PROBLEM STATEMENT: Where the word "listening" occurs in a line, return that line.

RECORDED DATA:
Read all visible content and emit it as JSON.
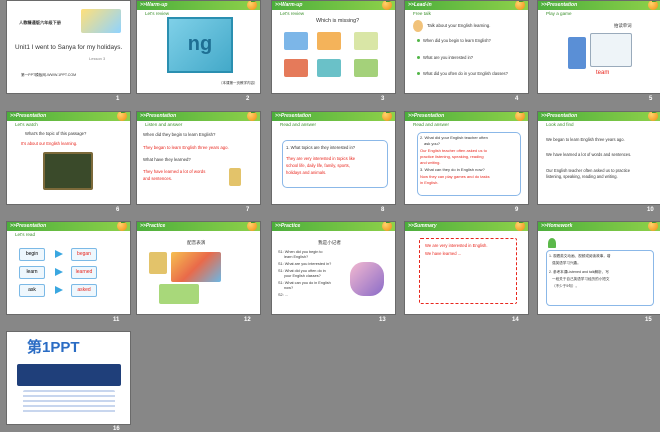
{
  "slides": [
    {
      "num": "1",
      "bar": "",
      "lines": [
        "人教精通版六年级下册",
        "Unit1 I went to Sanya for my holidays.",
        "Lesson 3",
        "第一PPT模板网-WWW.1PPT.COM"
      ]
    },
    {
      "num": "2",
      "bar": ">>Warm-up",
      "lines": [
        "Let's review",
        "ng",
        "（本课第一页教学内容）"
      ]
    },
    {
      "num": "3",
      "bar": ">>Warm-up",
      "lines": [
        "Let's review",
        "Which is missing?"
      ]
    },
    {
      "num": "4",
      "bar": ">>Lead-in",
      "lines": [
        "Free talk",
        "Talk about your English learning.",
        "When did you begin to learn English?",
        "What are you interested in?",
        "What did you often do in your English classes?"
      ]
    },
    {
      "num": "5",
      "bar": ">>Presentation",
      "lines": [
        "Play a game",
        "拍读单词",
        "team"
      ]
    },
    {
      "num": "6",
      "bar": ">>Presentation",
      "lines": [
        "Let's watch",
        "What's the topic of this passage?",
        "It's about our English learning."
      ]
    },
    {
      "num": "7",
      "bar": ">>Presentation",
      "lines": [
        "Listen and answer",
        "When did they begin to learn English?",
        "They began to learn English three years ago.",
        "What have they learned?",
        "They have learned a lot of words",
        "and sentences."
      ]
    },
    {
      "num": "8",
      "bar": ">>Presentation",
      "lines": [
        "Read and answer",
        "1. What topics are they interested in?",
        "They are very interested in topics like",
        "school life, daily life, family, sports,",
        "holidays and animals."
      ]
    },
    {
      "num": "9",
      "bar": ">>Presentation",
      "lines": [
        "Read and answer",
        "2. What did your English teacher often",
        "ask you?",
        "Our English teacher often asked us to",
        "practice listening, speaking, reading",
        "and writing.",
        "3. What can they do in English now?",
        "Now they can play games and do tasks",
        "in English."
      ]
    },
    {
      "num": "10",
      "bar": ">>Presentation",
      "lines": [
        "Look and find",
        "We began to learn English three years ago.",
        "We have learned a lot of words and sentences.",
        "Our English teacher often asked us to practice",
        "listening, speaking, reading and writing."
      ]
    },
    {
      "num": "11",
      "bar": ">>Presentation",
      "lines": [
        "Let's read",
        "begin",
        "began",
        "learn",
        "learned",
        "ask",
        "asked"
      ]
    },
    {
      "num": "12",
      "bar": ">>Practice",
      "lines": [
        "配音表演"
      ]
    },
    {
      "num": "13",
      "bar": ">>Practice",
      "lines": [
        "我是小记者",
        "S1: When did you begin to",
        "learn English?",
        "S1: What are you interested in?",
        "S1: What did you often do in",
        "your English classes?",
        "S1: What can you do in English",
        "now?",
        "S2: ..."
      ]
    },
    {
      "num": "14",
      "bar": ">>Summary",
      "lines": [
        "We are very interested in English.",
        "We have learned ..."
      ]
    },
    {
      "num": "15",
      "bar": ">>Homework",
      "lines": [
        "1. 观看英文动画、视频或阅读故事，增",
        "强英语学习兴趣。",
        "2. 参考本课Listened and talk解析，写",
        "一段关于自己英语学习经历的小短文",
        "（不少于5句）。"
      ]
    },
    {
      "num": "16",
      "bar": "",
      "lines": [
        "第1PPT"
      ]
    }
  ]
}
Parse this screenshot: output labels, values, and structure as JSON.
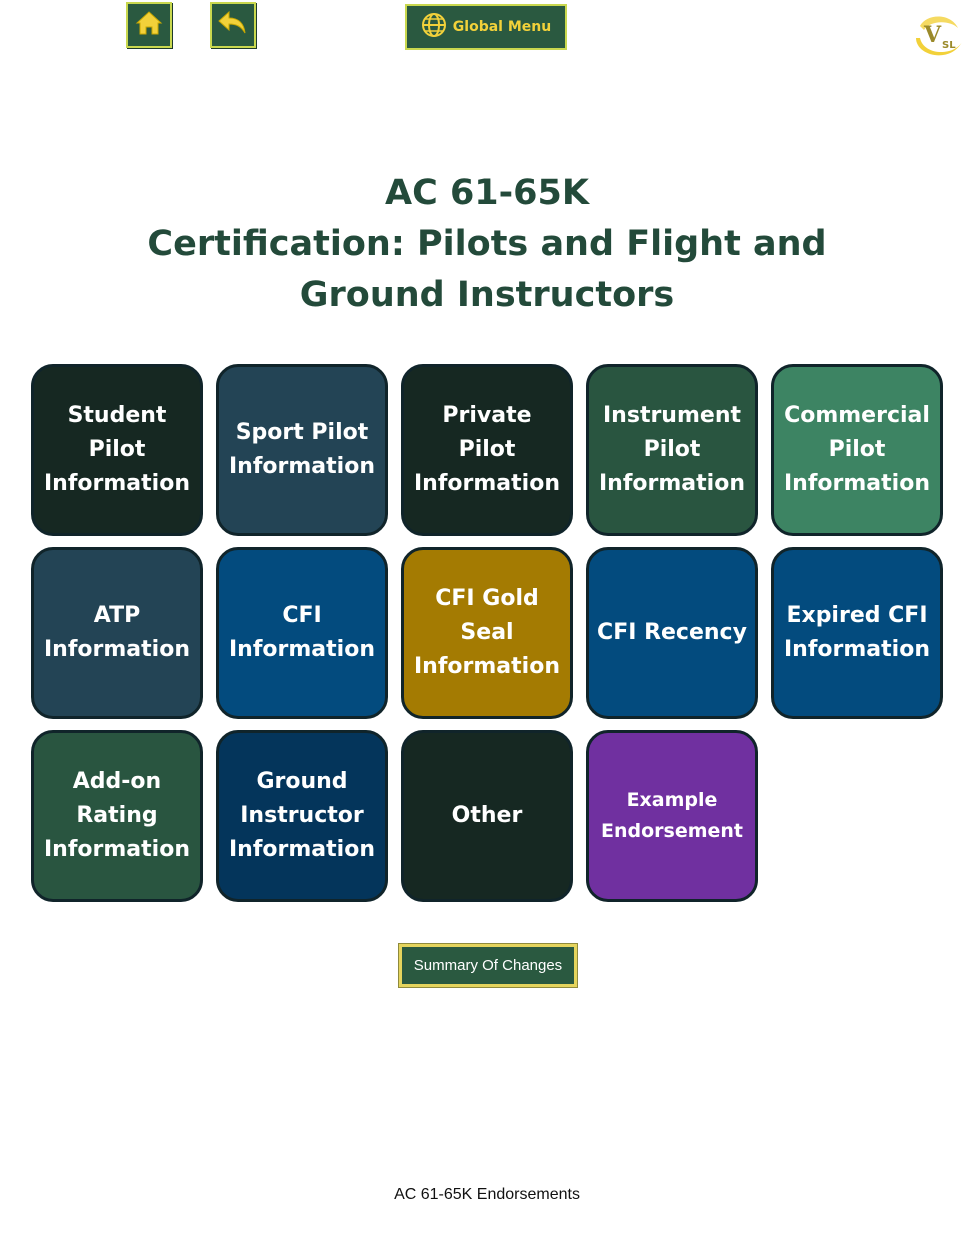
{
  "nav": {
    "home_icon": "home-icon",
    "back_icon": "back-arrow-icon",
    "global_menu_label": "Global Menu",
    "global_menu_icon": "globe-icon"
  },
  "logo": {
    "text": "V",
    "subtext": "SL"
  },
  "title": {
    "line1": "AC 61-65K",
    "line2": "Certification: Pilots and Flight and",
    "line3": "Ground Instructors"
  },
  "tiles": [
    {
      "label": "Student\nPilot\nInformation",
      "color": "#162822"
    },
    {
      "label": "Sport Pilot\nInformation",
      "color": "#234455"
    },
    {
      "label": "Private Pilot\nInformation",
      "color": "#162822"
    },
    {
      "label": "Instrument\nPilot\nInformation",
      "color": "#295540"
    },
    {
      "label": "Commercial\nPilot\nInformation",
      "color": "#3d8463"
    },
    {
      "label": "ATP\nInformation",
      "color": "#234455"
    },
    {
      "label": "CFI\nInformation",
      "color": "#034b7e"
    },
    {
      "label": "CFI Gold\nSeal\nInformation",
      "color": "#a47b02"
    },
    {
      "label": "CFI Recency",
      "color": "#034b7e"
    },
    {
      "label": "Expired CFI\nInformation",
      "color": "#034b7e"
    },
    {
      "label": "Add-on\nRating\nInformation",
      "color": "#295540"
    },
    {
      "label": "Ground\nInstructor\nInformation",
      "color": "#04355b"
    },
    {
      "label": "Other",
      "color": "#162822"
    },
    {
      "label": "Example\nEndorsement",
      "color": "#7030a0"
    }
  ],
  "summary_button_label": "Summary Of Changes",
  "footer_text": "AC 61-65K Endorsements"
}
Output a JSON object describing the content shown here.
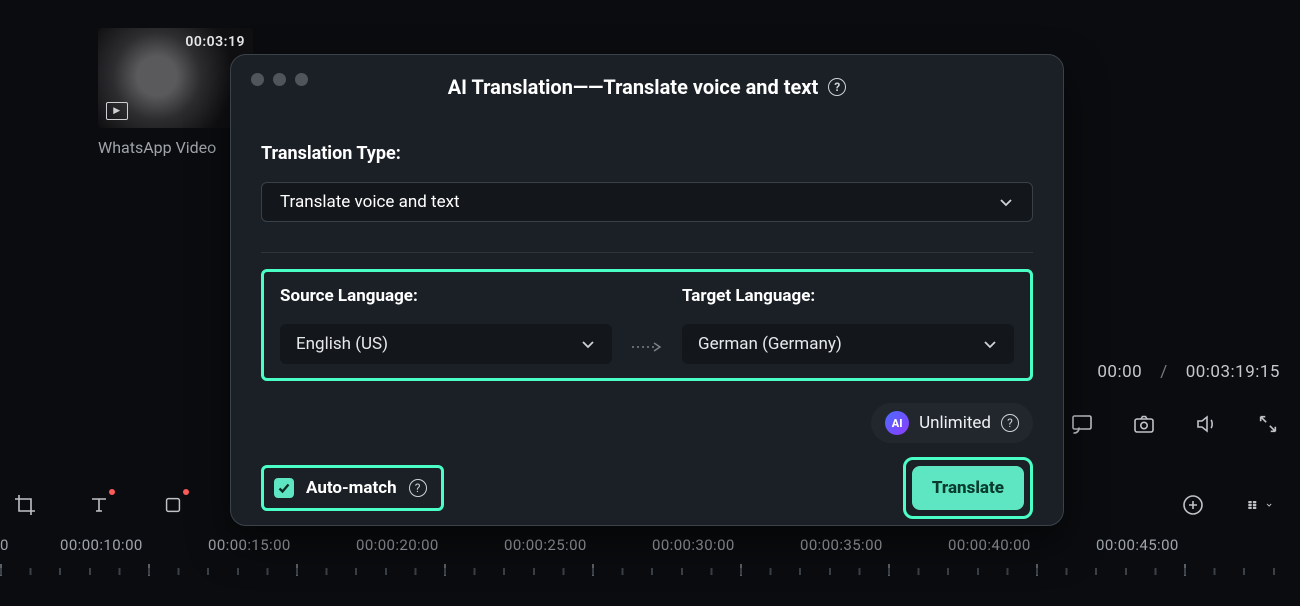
{
  "media": {
    "duration": "00:03:19",
    "caption": "WhatsApp Video"
  },
  "playback": {
    "current": "00:00",
    "total": "00:03:19:15",
    "separator": "/"
  },
  "modal": {
    "title": "AI Translation——Translate voice and text",
    "translation_type_label": "Translation Type:",
    "translation_type_value": "Translate voice and text",
    "source_label": "Source Language:",
    "target_label": "Target Language:",
    "source_value": "English (US)",
    "target_value": "German (Germany)",
    "unlimited_badge": "AI",
    "unlimited_text": "Unlimited",
    "automatch_label": "Auto-match",
    "translate_btn": "Translate"
  },
  "timeline": {
    "labels": [
      "0",
      "00:00:10:00",
      "00:00:15:00",
      "00:00:20:00",
      "00:00:25:00",
      "00:00:30:00",
      "00:00:35:00",
      "00:00:40:00",
      "00:00:45:00"
    ]
  }
}
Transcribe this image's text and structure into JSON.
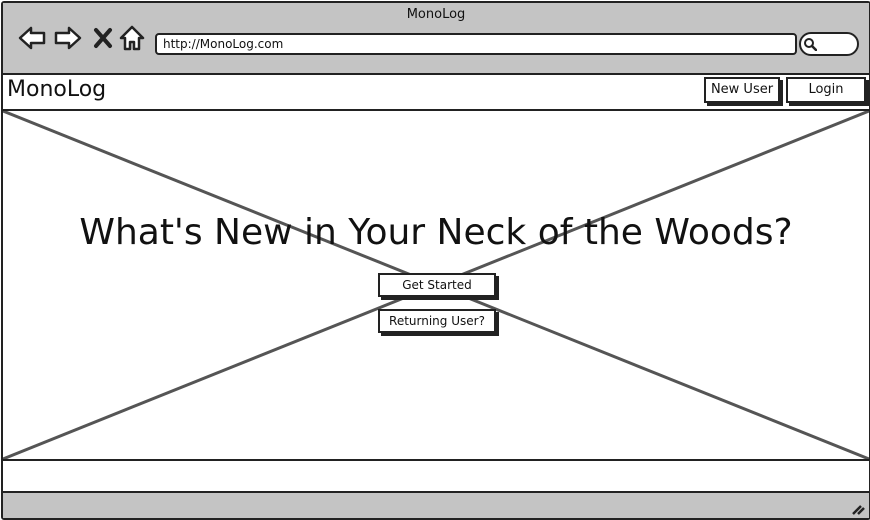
{
  "window": {
    "title": "MonoLog"
  },
  "browser": {
    "url": "http://MonoLog.com",
    "icons": [
      "back-arrow-icon",
      "forward-arrow-icon",
      "close-x-icon",
      "home-icon",
      "search-icon"
    ]
  },
  "app": {
    "brand": "MonoLog",
    "header_buttons": {
      "new_user": "New User",
      "login": "Login"
    }
  },
  "hero": {
    "headline": "What's New in Your Neck of the Woods?",
    "get_started": "Get Started",
    "returning_user": "Returning User?"
  }
}
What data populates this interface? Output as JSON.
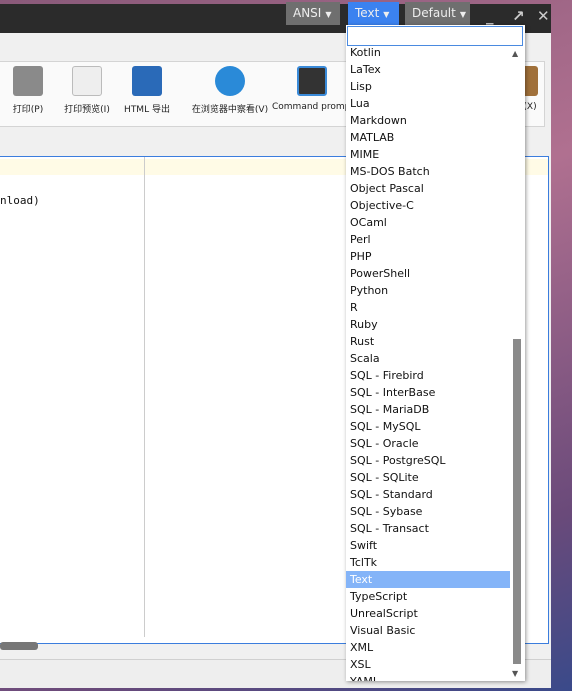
{
  "titlebar": {
    "encoding": "ANSI",
    "language": "Text",
    "theme": "Default",
    "accent": "#3b82f0"
  },
  "toolbar": {
    "items": [
      {
        "label": "打印(P)",
        "icon": "printer-icon"
      },
      {
        "label": "打印预览(I)",
        "icon": "print-preview-icon"
      },
      {
        "label": "HTML 导出",
        "icon": "html-export-icon"
      },
      {
        "label": "在浏览器中察看(V)",
        "icon": "browser-globe-icon"
      },
      {
        "label": "Command prompt",
        "icon": "terminal-icon"
      },
      {
        "label": "(X)",
        "icon": "exit-door-icon"
      }
    ]
  },
  "editor": {
    "code_fragment": "nload)"
  },
  "dropdown": {
    "search_value": "",
    "items": [
      "Kotlin",
      "LaTex",
      "Lisp",
      "Lua",
      "Markdown",
      "MATLAB",
      "MIME",
      "MS-DOS Batch",
      "Object Pascal",
      "Objective-C",
      "OCaml",
      "Perl",
      "PHP",
      "PowerShell",
      "Python",
      "R",
      "Ruby",
      "Rust",
      "Scala",
      "SQL - Firebird",
      "SQL - InterBase",
      "SQL - MariaDB",
      "SQL - MySQL",
      "SQL - Oracle",
      "SQL - PostgreSQL",
      "SQL - SQLite",
      "SQL - Standard",
      "SQL - Sybase",
      "SQL - Transact",
      "Swift",
      "TclTk",
      "Text",
      "TypeScript",
      "UnrealScript",
      "Visual Basic",
      "XML",
      "XSL",
      "YAML"
    ],
    "selected": "Text"
  }
}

RESPONSE TO THIS TASK:
        "practice listening, speaking, reading",
        "listening, speaking, reading and writing."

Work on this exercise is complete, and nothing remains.